● Provided entries:
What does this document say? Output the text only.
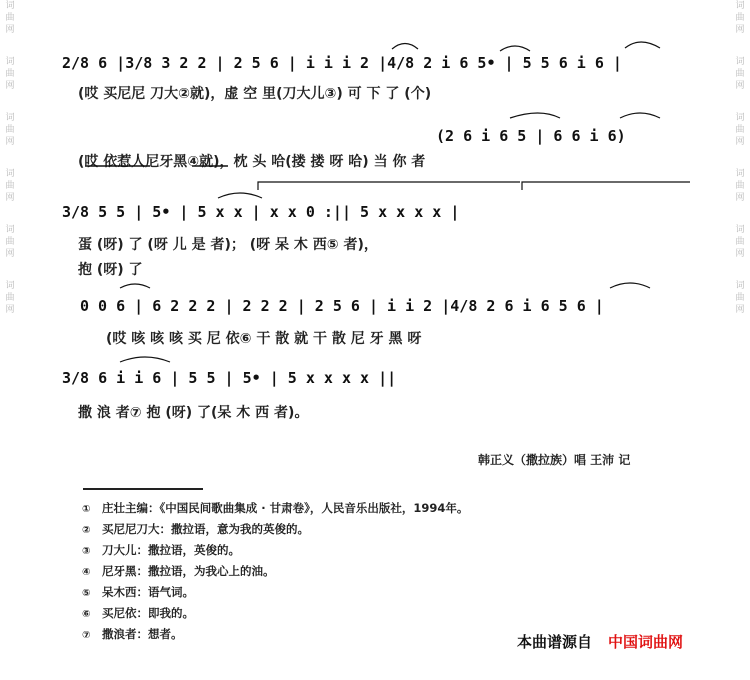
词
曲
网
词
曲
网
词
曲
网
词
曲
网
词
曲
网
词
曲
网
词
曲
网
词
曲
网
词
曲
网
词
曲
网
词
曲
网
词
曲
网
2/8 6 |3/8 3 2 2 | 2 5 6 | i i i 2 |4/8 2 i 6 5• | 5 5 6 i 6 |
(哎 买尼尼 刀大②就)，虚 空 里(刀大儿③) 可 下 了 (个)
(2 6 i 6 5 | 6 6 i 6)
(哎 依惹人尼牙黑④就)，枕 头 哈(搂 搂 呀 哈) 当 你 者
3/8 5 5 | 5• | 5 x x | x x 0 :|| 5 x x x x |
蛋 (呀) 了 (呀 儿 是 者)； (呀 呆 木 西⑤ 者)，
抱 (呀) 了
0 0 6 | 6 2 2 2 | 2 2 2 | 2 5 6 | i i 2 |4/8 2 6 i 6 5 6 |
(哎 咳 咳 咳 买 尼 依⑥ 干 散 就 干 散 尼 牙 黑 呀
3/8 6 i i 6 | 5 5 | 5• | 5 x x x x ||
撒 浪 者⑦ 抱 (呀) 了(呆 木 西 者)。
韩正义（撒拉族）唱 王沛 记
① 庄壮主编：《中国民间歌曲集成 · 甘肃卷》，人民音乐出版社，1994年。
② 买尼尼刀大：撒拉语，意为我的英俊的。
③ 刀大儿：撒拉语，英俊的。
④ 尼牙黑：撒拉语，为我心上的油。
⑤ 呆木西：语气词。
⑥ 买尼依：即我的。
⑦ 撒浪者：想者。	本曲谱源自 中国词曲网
---
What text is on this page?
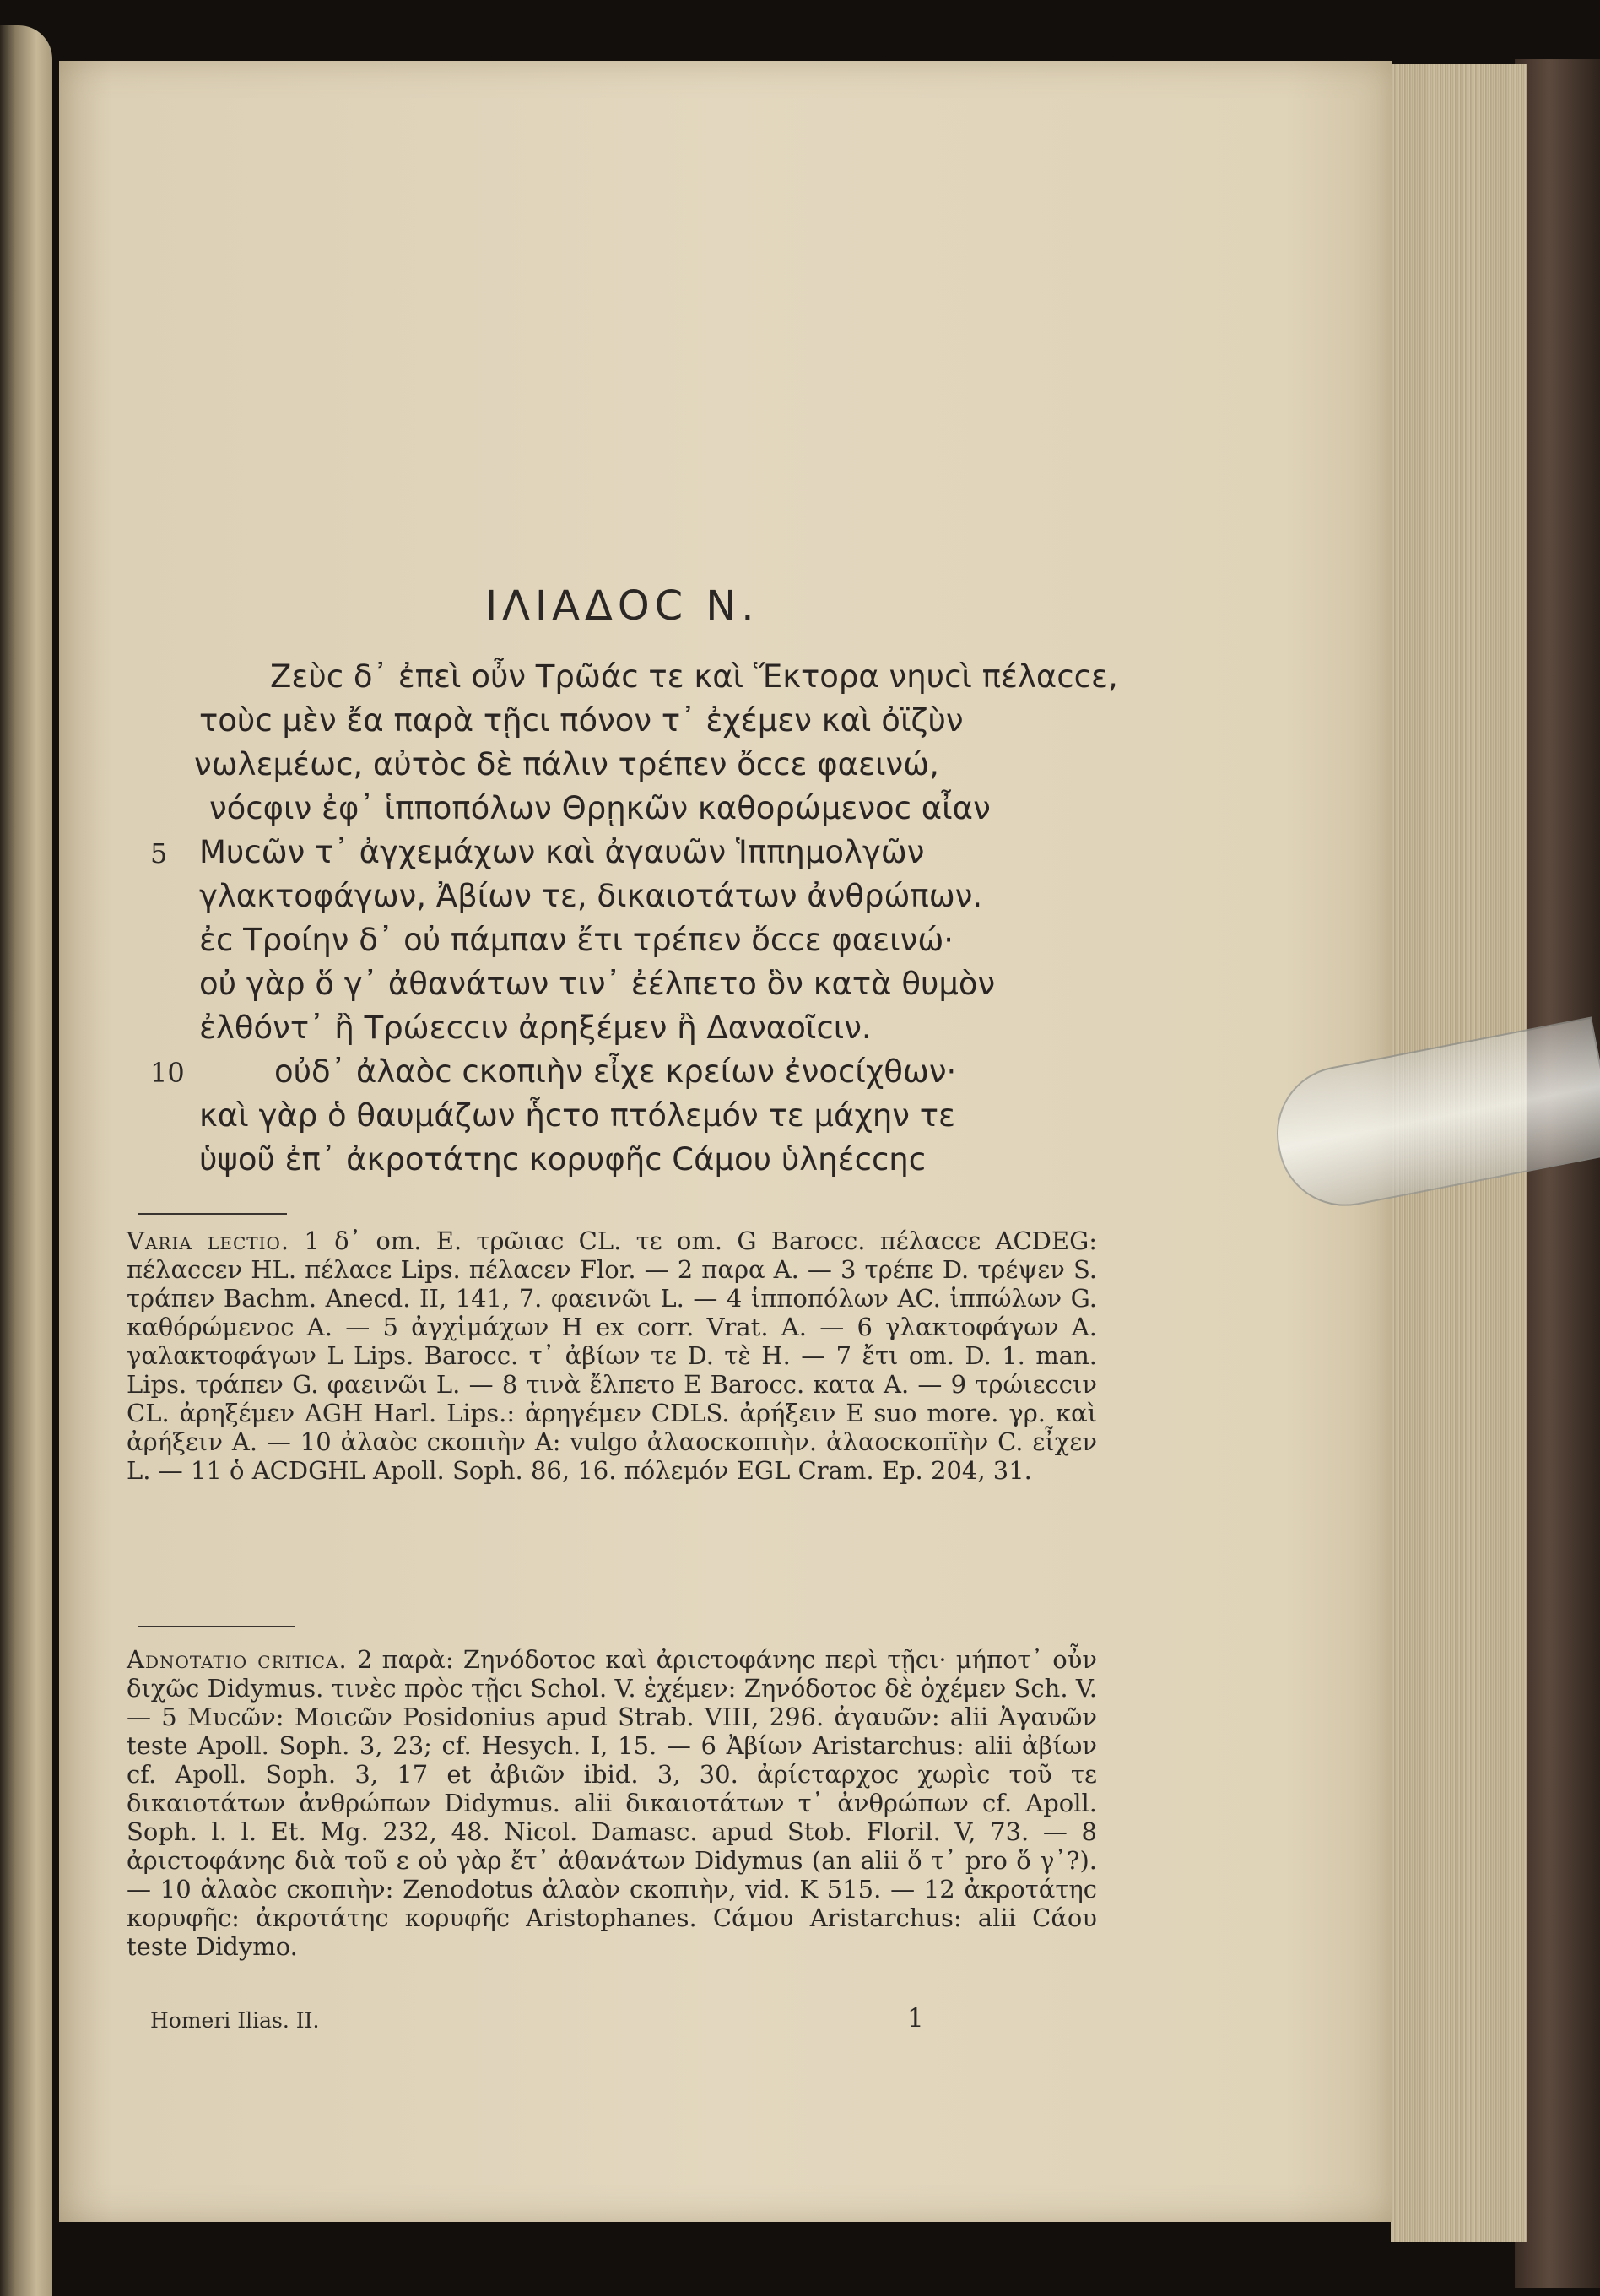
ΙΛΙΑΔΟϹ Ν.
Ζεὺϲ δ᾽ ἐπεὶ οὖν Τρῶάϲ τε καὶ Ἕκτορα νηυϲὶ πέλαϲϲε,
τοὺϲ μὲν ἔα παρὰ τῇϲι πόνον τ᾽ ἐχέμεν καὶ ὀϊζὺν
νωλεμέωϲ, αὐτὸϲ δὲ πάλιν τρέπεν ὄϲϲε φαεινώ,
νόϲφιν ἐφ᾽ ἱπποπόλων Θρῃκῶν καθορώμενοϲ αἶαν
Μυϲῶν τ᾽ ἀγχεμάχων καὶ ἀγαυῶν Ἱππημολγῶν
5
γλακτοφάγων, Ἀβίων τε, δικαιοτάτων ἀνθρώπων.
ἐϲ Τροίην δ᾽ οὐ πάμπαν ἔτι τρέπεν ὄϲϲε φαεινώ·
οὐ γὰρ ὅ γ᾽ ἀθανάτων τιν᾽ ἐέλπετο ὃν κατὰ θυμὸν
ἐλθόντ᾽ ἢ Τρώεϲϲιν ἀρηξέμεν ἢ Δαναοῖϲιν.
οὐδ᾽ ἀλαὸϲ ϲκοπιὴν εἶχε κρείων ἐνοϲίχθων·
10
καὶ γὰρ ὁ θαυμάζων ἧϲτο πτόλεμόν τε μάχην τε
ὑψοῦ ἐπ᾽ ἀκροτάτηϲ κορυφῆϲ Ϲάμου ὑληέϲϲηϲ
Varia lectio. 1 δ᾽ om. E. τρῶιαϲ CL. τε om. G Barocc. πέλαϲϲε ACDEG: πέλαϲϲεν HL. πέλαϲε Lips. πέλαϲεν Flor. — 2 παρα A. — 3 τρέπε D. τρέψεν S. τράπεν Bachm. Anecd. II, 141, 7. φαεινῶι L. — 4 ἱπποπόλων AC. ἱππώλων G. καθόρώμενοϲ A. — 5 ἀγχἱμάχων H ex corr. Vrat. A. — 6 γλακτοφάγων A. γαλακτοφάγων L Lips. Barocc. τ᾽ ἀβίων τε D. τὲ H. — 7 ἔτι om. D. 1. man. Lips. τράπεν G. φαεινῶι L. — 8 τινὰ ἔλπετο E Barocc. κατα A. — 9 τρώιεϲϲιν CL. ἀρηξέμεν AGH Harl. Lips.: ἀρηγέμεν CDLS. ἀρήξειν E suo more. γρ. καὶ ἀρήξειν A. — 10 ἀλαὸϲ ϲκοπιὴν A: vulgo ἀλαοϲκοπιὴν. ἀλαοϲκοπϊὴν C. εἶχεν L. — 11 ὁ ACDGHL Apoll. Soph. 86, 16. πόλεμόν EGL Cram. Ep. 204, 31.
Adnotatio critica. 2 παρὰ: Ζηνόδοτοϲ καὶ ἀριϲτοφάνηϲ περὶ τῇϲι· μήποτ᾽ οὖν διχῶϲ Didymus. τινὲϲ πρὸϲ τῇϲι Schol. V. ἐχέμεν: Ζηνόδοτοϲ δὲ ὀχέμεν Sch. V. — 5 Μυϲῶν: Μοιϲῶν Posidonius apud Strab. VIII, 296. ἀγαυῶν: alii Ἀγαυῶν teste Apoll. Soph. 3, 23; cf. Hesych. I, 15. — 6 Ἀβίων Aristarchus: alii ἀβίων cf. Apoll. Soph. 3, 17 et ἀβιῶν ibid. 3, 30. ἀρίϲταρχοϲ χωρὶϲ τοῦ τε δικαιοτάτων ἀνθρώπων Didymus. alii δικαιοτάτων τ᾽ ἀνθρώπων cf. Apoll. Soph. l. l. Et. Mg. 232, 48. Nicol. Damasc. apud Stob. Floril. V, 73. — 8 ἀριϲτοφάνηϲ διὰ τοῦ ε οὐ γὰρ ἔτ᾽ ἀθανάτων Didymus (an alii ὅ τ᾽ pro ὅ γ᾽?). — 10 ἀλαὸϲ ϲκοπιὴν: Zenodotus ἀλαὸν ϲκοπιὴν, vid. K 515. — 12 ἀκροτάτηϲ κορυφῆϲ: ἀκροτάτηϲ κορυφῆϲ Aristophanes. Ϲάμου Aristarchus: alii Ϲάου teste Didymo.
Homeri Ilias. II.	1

● Task goal: Identify each line in the entries with the word "πέλαϲϲε" and copy it.

● Solution for this task:
Ζεὺϲ δ᾽ ἐπεὶ οὖν Τρῶάϲ τε καὶ Ἕκτορα νηυϲὶ πέλαϲϲε,
Varia lectio. 1 δ᾽ om. E. τρῶιαϲ CL. τε om. G Barocc. πέλαϲϲε ACDEG: πέλαϲϲεν HL. πέλαϲε Lips. πέλαϲεν Flor. — 2 παρα A. — 3 τρέπε D. τρέψεν S. τράπεν Bachm. Anecd. II, 141, 7. φαεινῶι L. — 4 ἱπποπόλων AC. ἱππώλων G. καθόρώμενοϲ A. — 5 ἀγχἱμάχων H ex corr. Vrat. A. — 6 γλακτοφάγων A. γαλακτοφάγων L Lips. Barocc. τ᾽ ἀβίων τε D. τὲ H. — 7 ἔτι om. D. 1. man. Lips. τράπεν G. φαεινῶι L. — 8 τινὰ ἔλπετο E Barocc. κατα A. — 9 τρώιεϲϲιν CL. ἀρηξέμεν AGH Harl. Lips.: ἀρηγέμεν CDLS. ἀρήξειν E suo more. γρ. καὶ ἀρήξειν A. — 10 ἀλαὸϲ ϲκοπιὴν A: vulgo ἀλαοϲκοπιὴν. ἀλαοϲκοπϊὴν C. εἶχεν L. — 11 ὁ ACDGHL Apoll. Soph. 86, 16. πόλεμόν EGL Cram. Ep. 204, 31.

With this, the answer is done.